__Passage to read__:
Expression vectors pFBP1-cs-FBA-cs-atpB, pFBP1-cs-FBA-ts-atpB, and pFBP1-ts-FBA-ts-atpB were generated as follows. The 1542-bp fragment containing the cyanobacterial spacer and atpB gene coding sequence was liberated by digesting pFBP1-cs-atpB with PmeI and MscI, then was ligated into the vector fragment derived from an MscI digest of pFBP1-cs-FBA to generate pFBP1-cs-FBA-cs-atpB. Similarly, the 1532-bp SfoI-MscI fragment from pFBP1-ts-atpB was ligated into MscI-digested pFBP1-cs-FBA to produce pFBP1-cs-FBA-ts-atpB. Finally, the 1532-bp SfoI-MscI fragment from p-FBP1-cs-ts-atpB containing the tobacco operon spacer and atpB coding sequence was ligated into MscI-digested pFBP1-ts-FBA, to generate pFBP1-ts-FBA-ts-atpB. All final constructs were verified by diagnostic restriction digestions and sequencing (primers displayed in Table 1) to verify expected fragment sizes, to determine that no unintended sequence changes had occurred during cloning steps, and to verify that insert fragments were all in correct orientation.

__Source data__:

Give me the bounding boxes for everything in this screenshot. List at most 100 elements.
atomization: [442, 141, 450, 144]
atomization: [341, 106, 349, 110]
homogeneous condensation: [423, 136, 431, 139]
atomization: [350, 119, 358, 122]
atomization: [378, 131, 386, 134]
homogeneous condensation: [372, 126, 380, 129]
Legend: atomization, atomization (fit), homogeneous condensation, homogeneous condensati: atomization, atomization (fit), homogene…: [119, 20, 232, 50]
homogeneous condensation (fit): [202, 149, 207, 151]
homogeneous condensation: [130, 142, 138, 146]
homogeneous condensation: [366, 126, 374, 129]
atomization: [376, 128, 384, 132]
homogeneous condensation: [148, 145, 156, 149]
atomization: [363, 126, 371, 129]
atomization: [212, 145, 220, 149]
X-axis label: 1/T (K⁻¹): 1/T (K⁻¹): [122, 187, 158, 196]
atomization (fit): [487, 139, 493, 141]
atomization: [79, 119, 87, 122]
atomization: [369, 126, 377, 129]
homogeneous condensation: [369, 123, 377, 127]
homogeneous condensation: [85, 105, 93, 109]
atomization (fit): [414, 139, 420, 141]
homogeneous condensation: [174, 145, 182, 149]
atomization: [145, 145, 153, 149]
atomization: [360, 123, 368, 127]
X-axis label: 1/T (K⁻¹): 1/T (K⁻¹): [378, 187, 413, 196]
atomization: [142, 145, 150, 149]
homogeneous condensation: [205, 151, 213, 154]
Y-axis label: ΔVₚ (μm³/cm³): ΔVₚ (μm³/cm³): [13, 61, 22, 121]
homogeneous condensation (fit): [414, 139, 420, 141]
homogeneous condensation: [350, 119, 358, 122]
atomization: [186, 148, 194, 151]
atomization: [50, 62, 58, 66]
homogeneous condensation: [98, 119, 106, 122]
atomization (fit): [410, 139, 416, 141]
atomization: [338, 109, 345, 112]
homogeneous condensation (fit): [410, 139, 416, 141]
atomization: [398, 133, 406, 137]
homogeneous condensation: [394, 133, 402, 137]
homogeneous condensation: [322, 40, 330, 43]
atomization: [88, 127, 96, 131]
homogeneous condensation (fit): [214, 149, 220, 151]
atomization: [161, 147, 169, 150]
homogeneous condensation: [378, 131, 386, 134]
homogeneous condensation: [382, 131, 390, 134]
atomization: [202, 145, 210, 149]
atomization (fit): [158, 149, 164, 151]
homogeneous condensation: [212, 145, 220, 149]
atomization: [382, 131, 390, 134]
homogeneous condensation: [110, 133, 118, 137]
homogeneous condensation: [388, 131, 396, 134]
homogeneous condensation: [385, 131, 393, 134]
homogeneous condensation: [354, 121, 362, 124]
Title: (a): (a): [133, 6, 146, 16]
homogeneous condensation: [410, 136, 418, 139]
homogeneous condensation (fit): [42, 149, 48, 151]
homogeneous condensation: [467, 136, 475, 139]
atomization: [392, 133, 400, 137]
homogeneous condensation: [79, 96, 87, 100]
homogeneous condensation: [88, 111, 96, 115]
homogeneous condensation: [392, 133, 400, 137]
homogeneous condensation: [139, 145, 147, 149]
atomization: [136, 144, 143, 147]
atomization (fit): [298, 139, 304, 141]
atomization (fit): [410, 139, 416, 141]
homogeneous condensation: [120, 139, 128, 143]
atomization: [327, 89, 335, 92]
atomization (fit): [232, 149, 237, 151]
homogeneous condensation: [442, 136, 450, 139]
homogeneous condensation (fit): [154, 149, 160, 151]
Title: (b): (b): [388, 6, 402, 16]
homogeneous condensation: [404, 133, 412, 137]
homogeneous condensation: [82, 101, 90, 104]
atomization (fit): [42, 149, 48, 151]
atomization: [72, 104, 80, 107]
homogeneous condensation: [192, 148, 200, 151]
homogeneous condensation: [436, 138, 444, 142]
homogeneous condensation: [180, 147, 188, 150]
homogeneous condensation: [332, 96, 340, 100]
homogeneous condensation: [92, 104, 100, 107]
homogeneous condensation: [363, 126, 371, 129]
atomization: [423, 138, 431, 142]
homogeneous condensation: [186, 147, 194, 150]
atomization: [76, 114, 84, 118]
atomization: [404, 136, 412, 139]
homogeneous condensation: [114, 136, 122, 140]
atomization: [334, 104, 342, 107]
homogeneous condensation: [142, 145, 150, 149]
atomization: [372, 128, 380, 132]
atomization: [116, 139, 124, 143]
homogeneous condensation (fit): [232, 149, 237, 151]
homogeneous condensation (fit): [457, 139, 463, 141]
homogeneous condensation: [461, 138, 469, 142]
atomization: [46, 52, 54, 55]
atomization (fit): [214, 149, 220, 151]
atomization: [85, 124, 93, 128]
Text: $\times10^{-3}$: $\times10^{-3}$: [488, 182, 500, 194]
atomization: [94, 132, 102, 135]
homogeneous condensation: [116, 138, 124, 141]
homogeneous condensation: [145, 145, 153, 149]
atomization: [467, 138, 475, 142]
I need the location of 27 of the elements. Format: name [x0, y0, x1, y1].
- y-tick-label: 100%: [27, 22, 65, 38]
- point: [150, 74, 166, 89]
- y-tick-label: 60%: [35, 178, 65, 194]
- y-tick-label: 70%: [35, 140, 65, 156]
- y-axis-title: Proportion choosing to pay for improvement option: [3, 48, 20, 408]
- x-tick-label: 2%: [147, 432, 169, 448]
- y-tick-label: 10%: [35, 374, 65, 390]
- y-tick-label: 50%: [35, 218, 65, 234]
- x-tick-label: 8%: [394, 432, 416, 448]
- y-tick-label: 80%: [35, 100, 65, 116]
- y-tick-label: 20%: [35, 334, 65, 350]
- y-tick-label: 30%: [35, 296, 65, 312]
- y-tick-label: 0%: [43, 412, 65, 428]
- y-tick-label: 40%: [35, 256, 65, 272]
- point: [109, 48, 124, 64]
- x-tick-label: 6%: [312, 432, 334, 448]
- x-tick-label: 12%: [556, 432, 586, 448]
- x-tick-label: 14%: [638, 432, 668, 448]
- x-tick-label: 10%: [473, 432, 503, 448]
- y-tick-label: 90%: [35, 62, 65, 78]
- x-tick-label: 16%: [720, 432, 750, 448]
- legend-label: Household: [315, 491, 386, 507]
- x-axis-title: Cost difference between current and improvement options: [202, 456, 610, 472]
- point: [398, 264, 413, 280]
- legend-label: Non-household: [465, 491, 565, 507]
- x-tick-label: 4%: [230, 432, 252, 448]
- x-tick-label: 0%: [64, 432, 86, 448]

__Exercise requirements__:
1) In the passage on vector construction, which two enzymes were used to digest pFBP1-cs-atpB?
2) For each statement, decide whether it agrees with the passage on vector construction, answering yes or no and quoting the deciding words: (a) The fragment released from pFBP1-cs-atpB was 1542 bp long. (b) pFBP1-ts-FBA-ts-atpB was produced by ligating a fragment into MscI-digested pFBP1-cs-FBA. (c) The final constructs were checked by sequencing alone.
The records come from a different source than the text.

__Task-by-task solutions__:
1) PmeI and MscI.

2)
(a) Yes: "The 1542-bp fragment containing the cyanobacterial spacer and atpB gene coding sequence was liberated by digesting pFBP1-cs-atpB with PmeI and MscI"
(b) No: "was ligated into MscI-digested pFBP1-ts-FBA, to generate pFBP1-ts-FBA-ts-atpB"
(c) No: "All final constructs were verified by diagnostic restriction digestions and sequencing"